RAW DATA ->
>>
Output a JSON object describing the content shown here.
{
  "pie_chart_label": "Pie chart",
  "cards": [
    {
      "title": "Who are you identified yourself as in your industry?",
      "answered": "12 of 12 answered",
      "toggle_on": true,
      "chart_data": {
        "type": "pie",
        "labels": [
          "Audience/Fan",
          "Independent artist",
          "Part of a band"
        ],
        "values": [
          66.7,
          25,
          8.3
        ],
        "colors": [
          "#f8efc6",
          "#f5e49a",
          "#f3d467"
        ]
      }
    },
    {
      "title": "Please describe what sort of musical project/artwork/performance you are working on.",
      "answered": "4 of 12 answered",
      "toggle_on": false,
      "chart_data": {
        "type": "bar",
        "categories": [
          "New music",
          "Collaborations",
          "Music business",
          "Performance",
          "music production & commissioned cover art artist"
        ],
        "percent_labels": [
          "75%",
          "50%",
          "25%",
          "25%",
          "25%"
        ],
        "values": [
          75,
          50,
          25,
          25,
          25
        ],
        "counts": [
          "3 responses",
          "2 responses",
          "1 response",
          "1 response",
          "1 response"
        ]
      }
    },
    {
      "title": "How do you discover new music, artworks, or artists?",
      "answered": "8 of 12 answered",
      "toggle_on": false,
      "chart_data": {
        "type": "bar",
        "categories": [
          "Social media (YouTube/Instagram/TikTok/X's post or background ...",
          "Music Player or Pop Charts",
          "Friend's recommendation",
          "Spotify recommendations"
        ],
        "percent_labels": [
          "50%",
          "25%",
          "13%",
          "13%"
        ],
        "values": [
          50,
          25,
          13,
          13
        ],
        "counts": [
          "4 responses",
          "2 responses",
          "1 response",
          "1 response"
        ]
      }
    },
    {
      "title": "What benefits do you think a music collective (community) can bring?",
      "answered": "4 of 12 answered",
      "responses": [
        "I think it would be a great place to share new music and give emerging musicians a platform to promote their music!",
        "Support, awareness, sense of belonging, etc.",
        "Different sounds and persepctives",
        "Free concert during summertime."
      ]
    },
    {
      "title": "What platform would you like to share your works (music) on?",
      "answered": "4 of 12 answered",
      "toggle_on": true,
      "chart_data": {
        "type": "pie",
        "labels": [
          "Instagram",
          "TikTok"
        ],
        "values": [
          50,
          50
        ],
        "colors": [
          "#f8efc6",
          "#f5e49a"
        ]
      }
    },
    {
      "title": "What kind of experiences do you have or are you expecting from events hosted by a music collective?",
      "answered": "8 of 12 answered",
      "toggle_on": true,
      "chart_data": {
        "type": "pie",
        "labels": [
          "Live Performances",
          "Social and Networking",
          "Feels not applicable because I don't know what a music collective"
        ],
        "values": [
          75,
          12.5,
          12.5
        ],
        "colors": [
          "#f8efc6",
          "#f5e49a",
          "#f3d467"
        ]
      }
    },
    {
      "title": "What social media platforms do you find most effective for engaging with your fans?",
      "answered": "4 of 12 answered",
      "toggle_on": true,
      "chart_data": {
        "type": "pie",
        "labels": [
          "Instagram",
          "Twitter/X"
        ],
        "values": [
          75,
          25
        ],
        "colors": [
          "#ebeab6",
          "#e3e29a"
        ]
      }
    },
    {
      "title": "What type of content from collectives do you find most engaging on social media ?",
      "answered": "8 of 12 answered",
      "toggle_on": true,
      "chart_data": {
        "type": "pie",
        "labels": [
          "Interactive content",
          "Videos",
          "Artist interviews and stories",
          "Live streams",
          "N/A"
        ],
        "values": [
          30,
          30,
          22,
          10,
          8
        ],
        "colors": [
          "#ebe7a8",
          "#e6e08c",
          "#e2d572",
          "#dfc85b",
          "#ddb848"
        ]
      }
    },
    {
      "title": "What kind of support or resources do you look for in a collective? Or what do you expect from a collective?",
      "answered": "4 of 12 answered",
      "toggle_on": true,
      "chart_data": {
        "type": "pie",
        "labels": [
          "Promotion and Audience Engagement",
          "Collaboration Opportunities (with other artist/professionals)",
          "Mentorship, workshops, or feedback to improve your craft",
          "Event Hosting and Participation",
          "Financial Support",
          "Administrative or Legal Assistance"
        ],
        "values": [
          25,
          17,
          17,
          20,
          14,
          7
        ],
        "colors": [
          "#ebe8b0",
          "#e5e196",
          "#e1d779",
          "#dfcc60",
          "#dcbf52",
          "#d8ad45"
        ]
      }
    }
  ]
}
<<
THE EXERCISE -> The listing above must be transcribed exactly, line by line.

COMPLETED TASK ->
Output a JSON object describing the content shown here.
{
  "pie_chart_label": "Pie chart",
  "cards": [
    {
      "title": "Who are you identified yourself as in your industry?",
      "answered": "12 of 12 answered",
      "toggle_on": true,
      "chart_data": {
        "type": "pie",
        "labels": [
          "Audience/Fan",
          "Independent artist",
          "Part of a band"
        ],
        "values": [
          66.7,
          25,
          8.3
        ],
        "colors": [
          "#f8efc6",
          "#f5e49a",
          "#f3d467"
        ]
      }
    },
    {
      "title": "Please describe what sort of musical project/artwork/performance you are working on.",
      "answered": "4 of 12 answered",
      "toggle_on": false,
      "chart_data": {
        "type": "bar",
        "categories": [
          "New music",
          "Collaborations",
          "Music business",
          "Performance",
          "music production & commissioned cover art artist"
        ],
        "percent_labels": [
          "75%",
          "50%",
          "25%",
          "25%",
          "25%"
        ],
        "values": [
          75,
          50,
          25,
          25,
          25
        ],
        "counts": [
          "3 responses",
          "2 responses",
          "1 response",
          "1 response",
          "1 response"
        ]
      }
    },
    {
      "title": "How do you discover new music, artworks, or artists?",
      "answered": "8 of 12 answered",
      "toggle_on": false,
      "chart_data": {
        "type": "bar",
        "categories": [
          "Social media (YouTube/Instagram/TikTok/X's post or background ...",
          "Music Player or Pop Charts",
          "Friend's recommendation",
          "Spotify recommendations"
        ],
        "percent_labels": [
          "50%",
          "25%",
          "13%",
          "13%"
        ],
        "values": [
          50,
          25,
          13,
          13
        ],
        "counts": [
          "4 responses",
          "2 responses",
          "1 response",
          "1 response"
        ]
      }
    },
    {
      "title": "What benefits do you think a music collective (community) can bring?",
      "answered": "4 of 12 answered",
      "responses": [
        "I think it would be a great place to share new music and give emerging musicians a platform to promote their music!",
        "Support, awareness, sense of belonging, etc.",
        "Different sounds and persepctives",
        "Free concert during summertime."
      ]
    },
    {
      "title": "What platform would you like to share your works (music) on?",
      "answered": "4 of 12 answered",
      "toggle_on": true,
      "chart_data": {
        "type": "pie",
        "labels": [
          "Instagram",
          "TikTok"
        ],
        "values": [
          50,
          50
        ],
        "colors": [
          "#f8efc6",
          "#f5e49a"
        ]
      }
    },
    {
      "title": "What kind of experiences do you have or are you expecting from events hosted by a music collective?",
      "answered": "8 of 12 answered",
      "toggle_on": true,
      "chart_data": {
        "type": "pie",
        "labels": [
          "Live Performances",
          "Social and Networking",
          "Feels not applicable because I don't know what a music collective"
        ],
        "values": [
          75,
          12.5,
          12.5
        ],
        "colors": [
          "#f8efc6",
          "#f5e49a",
          "#f3d467"
        ]
      }
    },
    {
      "title": "What social media platforms do you find most effective for engaging with your fans?",
      "answered": "4 of 12 answered",
      "toggle_on": true,
      "chart_data": {
        "type": "pie",
        "labels": [
          "Instagram",
          "Twitter/X"
        ],
        "values": [
          75,
          25
        ],
        "colors": [
          "#ebeab6",
          "#e3e29a"
        ]
      }
    },
    {
      "title": "What type of content from collectives do you find most engaging on social media ?",
      "answered": "8 of 12 answered",
      "toggle_on": true,
      "chart_data": {
        "type": "pie",
        "labels": [
          "Interactive content",
          "Videos",
          "Artist interviews and stories",
          "Live streams",
          "N/A"
        ],
        "values": [
          30,
          30,
          22,
          10,
          8
        ],
        "colors": [
          "#ebe7a8",
          "#e6e08c",
          "#e2d572",
          "#dfc85b",
          "#ddb848"
        ]
      }
    },
    {
      "title": "What kind of support or resources do you look for in a collective? Or what do you expect from a collective?",
      "answered": "4 of 12 answered",
      "toggle_on": true,
      "chart_data": {
        "type": "pie",
        "labels": [
          "Promotion and Audience Engagement",
          "Collaboration Opportunities (with other artist/professionals)",
          "Mentorship, workshops, or feedback to improve your craft",
          "Event Hosting and Participation",
          "Financial Support",
          "Administrative or Legal Assistance"
        ],
        "values": [
          25,
          17,
          17,
          20,
          14,
          7
        ],
        "colors": [
          "#ebe8b0",
          "#e5e196",
          "#e1d779",
          "#dfcc60",
          "#dcbf52",
          "#d8ad45"
        ]
      }
    }
  ]
}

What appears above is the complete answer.